Layout element annotations
........
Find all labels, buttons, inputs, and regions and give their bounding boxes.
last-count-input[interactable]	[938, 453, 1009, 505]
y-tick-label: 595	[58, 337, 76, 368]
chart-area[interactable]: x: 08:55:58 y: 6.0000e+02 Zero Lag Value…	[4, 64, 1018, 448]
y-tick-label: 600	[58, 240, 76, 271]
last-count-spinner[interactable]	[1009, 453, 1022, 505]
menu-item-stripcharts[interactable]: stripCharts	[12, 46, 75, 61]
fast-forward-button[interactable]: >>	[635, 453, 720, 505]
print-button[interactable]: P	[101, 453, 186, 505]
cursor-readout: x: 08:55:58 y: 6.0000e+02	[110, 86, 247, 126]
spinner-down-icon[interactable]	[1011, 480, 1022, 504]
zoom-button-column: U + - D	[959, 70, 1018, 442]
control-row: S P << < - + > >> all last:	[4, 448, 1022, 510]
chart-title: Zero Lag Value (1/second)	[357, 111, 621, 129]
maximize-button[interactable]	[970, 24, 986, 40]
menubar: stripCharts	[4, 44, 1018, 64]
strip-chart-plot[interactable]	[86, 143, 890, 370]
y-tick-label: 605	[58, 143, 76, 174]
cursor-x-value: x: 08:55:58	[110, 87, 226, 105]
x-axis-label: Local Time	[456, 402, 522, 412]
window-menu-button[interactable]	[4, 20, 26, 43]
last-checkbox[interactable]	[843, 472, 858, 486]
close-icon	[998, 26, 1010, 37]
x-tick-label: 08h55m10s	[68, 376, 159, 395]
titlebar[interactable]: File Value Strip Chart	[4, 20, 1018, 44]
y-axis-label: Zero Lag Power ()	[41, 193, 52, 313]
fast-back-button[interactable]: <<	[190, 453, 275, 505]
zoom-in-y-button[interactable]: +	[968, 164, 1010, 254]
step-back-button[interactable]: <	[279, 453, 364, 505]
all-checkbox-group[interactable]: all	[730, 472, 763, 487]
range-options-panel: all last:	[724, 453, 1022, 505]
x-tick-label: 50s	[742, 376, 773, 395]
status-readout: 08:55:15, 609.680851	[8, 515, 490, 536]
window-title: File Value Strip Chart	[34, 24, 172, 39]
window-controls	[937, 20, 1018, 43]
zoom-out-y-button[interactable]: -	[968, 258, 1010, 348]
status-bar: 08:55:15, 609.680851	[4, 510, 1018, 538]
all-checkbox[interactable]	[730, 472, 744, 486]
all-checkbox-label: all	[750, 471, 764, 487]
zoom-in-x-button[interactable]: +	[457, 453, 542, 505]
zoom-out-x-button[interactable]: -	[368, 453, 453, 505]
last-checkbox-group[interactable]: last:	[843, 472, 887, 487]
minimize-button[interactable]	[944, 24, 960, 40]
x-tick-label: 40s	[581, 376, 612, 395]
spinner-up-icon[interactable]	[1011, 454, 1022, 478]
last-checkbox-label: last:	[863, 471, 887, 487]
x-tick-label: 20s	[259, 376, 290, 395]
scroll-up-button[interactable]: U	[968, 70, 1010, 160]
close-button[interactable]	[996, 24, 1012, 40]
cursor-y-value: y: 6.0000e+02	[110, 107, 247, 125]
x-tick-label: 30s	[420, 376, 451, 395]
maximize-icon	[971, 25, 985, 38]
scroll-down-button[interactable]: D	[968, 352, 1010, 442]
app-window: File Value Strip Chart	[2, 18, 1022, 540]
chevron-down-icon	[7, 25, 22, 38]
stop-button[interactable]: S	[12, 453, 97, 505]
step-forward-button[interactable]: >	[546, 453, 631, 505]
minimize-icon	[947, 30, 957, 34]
........
Problem description -> Rewrite the material from the start up to and including the line with "453, 720, 505]", replacing "chart-area" with "plot-region" and leaving everything else unchanged.

Answer below ->
Find all labels, buttons, inputs, and regions and give their bounding boxes.
last-count-input[interactable]	[938, 453, 1009, 505]
y-tick-label: 595	[58, 337, 76, 368]
plot-region[interactable]: x: 08:55:58 y: 6.0000e+02 Zero Lag Value…	[4, 64, 1018, 448]
y-tick-label: 600	[58, 240, 76, 271]
last-count-spinner[interactable]	[1009, 453, 1022, 505]
menu-item-stripcharts[interactable]: stripCharts	[12, 46, 75, 61]
fast-forward-button[interactable]: >>	[635, 453, 720, 505]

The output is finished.